## Work instructions
Copy each line of the data below with the word "ffffff".

## Material for this exercise
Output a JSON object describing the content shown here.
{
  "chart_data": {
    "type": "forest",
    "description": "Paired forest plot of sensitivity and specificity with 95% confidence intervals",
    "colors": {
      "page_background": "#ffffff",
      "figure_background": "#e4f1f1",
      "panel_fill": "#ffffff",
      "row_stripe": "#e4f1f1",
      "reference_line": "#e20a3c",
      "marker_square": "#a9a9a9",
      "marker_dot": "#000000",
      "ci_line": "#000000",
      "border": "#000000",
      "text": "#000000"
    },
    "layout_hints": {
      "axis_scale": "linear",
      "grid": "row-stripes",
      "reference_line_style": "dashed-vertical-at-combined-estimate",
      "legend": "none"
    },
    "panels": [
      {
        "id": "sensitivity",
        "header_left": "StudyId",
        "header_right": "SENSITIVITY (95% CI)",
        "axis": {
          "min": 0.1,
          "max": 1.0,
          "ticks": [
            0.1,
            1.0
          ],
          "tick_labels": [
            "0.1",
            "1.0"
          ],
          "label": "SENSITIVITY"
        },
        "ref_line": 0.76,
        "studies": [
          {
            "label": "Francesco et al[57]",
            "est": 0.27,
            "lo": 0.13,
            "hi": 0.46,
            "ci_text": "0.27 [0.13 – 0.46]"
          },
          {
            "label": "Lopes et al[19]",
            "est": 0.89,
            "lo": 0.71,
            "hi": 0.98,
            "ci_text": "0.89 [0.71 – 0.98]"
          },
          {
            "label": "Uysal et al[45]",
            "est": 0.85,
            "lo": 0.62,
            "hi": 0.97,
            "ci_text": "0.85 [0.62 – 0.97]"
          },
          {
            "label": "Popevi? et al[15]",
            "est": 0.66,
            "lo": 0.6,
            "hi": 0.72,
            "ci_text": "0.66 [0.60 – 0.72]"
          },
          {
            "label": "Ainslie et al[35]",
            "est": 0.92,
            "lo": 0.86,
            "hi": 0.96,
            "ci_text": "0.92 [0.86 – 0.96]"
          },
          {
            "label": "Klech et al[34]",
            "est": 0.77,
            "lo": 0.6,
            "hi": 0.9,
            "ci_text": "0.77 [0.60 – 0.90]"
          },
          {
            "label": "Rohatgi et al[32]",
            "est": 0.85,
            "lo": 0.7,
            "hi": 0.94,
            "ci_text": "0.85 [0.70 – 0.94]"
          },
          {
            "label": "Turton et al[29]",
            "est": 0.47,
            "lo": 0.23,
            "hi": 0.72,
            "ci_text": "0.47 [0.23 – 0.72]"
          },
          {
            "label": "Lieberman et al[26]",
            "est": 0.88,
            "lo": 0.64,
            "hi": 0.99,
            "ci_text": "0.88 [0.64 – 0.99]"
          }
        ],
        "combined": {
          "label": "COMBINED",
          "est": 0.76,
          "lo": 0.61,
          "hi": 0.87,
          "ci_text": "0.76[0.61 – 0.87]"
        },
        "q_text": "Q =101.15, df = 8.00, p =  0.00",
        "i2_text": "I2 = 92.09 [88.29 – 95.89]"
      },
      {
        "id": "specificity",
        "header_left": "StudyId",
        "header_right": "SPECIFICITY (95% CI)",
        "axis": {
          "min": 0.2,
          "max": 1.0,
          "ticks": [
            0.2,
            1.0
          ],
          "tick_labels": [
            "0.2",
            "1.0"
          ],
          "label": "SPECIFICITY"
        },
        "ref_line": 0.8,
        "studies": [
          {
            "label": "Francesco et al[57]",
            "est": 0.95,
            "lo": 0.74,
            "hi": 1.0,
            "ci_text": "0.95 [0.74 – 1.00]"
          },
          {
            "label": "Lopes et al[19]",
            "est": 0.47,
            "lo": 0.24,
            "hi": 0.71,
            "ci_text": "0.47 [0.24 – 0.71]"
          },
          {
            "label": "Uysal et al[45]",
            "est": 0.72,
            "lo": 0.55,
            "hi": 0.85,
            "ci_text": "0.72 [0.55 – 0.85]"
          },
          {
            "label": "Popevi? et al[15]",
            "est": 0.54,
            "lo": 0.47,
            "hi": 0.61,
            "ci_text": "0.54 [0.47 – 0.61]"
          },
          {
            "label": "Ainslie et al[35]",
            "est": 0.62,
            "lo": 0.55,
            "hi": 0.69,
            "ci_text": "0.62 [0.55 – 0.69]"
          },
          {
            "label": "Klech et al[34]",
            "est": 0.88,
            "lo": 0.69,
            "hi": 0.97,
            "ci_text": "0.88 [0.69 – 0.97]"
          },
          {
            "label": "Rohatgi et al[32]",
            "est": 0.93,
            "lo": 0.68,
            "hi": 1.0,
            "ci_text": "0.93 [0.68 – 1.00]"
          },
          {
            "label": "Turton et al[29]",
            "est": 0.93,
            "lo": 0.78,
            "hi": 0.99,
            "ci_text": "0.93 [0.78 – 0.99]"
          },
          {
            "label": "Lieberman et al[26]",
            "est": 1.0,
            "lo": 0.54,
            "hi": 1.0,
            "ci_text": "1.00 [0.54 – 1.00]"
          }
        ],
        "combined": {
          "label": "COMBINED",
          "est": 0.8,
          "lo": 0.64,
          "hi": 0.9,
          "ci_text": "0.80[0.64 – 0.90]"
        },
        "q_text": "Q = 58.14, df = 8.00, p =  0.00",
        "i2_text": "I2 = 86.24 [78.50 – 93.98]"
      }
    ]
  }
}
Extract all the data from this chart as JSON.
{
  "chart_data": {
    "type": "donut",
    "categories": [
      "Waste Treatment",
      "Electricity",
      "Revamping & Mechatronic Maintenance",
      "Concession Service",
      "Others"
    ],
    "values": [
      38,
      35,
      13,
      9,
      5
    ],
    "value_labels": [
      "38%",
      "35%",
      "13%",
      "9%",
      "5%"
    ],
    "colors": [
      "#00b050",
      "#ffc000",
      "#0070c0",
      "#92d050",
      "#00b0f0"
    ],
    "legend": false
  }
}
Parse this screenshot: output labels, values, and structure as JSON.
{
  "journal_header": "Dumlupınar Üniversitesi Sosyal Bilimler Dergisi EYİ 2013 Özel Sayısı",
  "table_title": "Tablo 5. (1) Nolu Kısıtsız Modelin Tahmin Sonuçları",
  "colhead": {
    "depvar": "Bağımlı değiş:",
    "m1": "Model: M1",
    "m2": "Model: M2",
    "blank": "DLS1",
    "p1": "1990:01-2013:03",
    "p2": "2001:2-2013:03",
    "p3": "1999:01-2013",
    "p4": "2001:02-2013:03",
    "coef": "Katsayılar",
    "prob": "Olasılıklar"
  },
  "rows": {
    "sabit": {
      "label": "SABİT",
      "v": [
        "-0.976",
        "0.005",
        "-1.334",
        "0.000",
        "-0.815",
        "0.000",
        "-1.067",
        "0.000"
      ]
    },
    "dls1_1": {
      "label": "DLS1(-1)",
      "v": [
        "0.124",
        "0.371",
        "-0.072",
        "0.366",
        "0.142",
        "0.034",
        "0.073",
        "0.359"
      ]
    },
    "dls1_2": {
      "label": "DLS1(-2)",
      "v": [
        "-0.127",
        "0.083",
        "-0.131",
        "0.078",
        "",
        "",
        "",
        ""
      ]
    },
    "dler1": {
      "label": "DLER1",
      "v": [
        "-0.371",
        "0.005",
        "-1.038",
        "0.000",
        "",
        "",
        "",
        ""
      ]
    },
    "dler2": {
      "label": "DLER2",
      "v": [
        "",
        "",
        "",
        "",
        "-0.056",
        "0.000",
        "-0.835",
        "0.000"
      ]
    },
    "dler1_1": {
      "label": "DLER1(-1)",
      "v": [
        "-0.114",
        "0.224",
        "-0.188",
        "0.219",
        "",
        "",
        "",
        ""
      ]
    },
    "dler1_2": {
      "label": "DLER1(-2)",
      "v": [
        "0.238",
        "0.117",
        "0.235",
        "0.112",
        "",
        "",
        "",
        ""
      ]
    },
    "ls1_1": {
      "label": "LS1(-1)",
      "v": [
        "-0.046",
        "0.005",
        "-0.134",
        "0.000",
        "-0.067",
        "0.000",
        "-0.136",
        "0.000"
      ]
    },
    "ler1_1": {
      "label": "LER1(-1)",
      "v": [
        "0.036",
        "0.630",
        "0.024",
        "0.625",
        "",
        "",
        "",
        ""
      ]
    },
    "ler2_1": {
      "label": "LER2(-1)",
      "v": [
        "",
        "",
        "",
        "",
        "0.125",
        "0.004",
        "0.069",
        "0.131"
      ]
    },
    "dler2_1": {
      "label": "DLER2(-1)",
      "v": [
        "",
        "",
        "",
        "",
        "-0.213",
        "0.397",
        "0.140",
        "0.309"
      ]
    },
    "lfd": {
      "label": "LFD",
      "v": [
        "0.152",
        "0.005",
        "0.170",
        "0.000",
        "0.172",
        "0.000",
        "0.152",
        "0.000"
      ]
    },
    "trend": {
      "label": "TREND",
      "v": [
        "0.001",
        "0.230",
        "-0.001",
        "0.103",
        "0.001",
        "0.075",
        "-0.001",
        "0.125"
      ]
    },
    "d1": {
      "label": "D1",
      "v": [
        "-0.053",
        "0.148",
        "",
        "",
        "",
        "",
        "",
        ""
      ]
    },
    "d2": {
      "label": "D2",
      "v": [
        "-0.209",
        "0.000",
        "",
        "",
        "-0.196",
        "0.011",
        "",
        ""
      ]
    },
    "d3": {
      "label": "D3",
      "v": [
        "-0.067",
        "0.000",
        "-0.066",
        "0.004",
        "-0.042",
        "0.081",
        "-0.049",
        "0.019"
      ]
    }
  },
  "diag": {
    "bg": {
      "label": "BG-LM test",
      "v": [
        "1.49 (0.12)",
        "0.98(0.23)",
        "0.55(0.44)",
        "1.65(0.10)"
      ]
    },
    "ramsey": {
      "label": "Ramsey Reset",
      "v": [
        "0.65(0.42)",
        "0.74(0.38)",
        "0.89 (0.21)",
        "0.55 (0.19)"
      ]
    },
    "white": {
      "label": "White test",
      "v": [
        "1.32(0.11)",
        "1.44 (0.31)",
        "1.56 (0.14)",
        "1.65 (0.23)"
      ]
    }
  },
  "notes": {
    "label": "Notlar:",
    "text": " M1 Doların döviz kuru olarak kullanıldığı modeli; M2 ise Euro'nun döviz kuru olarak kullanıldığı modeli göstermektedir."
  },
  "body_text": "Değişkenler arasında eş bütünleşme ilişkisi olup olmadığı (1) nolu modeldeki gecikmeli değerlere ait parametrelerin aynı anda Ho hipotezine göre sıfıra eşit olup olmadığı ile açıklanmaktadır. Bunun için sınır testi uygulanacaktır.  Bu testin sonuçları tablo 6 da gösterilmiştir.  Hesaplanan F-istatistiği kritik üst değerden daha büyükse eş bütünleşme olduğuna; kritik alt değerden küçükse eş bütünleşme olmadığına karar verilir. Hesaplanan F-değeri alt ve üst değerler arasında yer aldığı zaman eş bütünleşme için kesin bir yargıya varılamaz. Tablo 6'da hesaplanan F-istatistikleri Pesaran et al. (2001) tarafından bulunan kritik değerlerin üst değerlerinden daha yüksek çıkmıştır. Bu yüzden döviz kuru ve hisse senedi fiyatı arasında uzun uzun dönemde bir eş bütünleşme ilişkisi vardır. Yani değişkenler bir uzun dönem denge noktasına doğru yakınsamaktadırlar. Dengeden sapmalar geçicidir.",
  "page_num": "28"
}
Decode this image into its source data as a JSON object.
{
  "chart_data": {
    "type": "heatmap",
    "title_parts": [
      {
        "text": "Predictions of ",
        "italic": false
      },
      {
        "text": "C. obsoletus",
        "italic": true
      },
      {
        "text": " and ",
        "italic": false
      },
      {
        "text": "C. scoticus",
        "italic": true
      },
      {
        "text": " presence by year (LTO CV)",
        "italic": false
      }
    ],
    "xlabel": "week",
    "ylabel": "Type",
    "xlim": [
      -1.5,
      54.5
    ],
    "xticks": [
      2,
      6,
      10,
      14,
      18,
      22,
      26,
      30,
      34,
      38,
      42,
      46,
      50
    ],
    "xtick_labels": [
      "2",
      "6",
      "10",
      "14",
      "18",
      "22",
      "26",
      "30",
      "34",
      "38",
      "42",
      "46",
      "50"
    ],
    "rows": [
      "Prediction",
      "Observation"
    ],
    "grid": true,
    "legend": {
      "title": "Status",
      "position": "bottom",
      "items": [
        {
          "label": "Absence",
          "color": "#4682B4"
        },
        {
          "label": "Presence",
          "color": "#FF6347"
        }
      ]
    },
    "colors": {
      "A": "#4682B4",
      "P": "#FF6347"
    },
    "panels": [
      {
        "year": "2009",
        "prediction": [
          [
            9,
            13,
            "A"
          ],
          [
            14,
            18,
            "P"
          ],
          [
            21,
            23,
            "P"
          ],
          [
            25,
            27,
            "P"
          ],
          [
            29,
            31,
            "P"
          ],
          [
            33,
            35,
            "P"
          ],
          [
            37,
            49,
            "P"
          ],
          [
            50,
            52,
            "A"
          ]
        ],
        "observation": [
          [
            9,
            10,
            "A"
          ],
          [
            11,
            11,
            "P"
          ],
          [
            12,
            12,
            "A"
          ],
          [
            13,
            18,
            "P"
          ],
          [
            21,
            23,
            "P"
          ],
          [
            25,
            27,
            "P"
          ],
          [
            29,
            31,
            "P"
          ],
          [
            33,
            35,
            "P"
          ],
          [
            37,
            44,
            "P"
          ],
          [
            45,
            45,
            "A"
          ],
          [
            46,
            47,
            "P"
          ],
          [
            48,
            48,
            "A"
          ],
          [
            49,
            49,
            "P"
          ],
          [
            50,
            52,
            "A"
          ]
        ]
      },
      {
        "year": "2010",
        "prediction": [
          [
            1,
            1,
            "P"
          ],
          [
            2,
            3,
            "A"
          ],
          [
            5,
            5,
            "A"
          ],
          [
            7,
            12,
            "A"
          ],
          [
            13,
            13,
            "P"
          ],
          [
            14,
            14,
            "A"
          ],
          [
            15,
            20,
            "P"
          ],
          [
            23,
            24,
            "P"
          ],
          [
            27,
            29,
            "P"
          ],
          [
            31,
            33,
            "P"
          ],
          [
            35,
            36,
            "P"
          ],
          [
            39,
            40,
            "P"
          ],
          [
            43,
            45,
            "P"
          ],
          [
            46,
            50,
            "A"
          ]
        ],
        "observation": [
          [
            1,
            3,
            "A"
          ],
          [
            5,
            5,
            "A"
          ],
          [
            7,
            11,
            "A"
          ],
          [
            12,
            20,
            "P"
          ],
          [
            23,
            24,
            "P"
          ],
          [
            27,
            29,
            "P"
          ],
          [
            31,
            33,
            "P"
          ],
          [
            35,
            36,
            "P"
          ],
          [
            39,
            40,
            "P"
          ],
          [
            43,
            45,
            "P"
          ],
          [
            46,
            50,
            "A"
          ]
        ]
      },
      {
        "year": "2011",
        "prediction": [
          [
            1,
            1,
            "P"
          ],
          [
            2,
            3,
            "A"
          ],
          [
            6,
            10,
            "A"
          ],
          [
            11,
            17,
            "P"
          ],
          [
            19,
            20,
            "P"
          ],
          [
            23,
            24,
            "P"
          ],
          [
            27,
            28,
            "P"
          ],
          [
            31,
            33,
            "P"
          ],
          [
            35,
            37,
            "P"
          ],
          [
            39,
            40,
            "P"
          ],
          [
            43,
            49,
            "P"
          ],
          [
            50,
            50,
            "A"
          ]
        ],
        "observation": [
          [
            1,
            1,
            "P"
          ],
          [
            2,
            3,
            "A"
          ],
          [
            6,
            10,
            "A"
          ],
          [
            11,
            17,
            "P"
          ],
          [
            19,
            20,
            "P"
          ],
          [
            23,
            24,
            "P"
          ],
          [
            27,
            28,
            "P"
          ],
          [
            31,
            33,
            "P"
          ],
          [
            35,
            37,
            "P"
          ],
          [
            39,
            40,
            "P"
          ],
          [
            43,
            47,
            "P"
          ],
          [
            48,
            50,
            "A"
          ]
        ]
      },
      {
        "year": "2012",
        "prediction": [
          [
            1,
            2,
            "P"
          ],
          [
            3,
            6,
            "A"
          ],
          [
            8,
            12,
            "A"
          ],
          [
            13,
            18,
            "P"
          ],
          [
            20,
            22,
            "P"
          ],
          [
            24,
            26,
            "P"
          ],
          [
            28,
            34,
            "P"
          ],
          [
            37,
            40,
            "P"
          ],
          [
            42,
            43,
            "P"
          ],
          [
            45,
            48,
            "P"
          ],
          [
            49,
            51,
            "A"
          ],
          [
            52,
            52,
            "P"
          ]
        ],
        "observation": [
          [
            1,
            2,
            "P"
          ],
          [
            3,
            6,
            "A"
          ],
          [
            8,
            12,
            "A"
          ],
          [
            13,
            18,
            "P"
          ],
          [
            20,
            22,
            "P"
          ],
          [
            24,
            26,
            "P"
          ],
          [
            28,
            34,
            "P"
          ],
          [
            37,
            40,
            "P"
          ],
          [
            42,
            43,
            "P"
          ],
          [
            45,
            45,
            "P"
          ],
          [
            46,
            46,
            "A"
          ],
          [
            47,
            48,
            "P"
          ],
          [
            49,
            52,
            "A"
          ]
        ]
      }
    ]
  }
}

## Answer to the task
      "page_background": "#ffffff",
      "panel_fill": "#ffffff",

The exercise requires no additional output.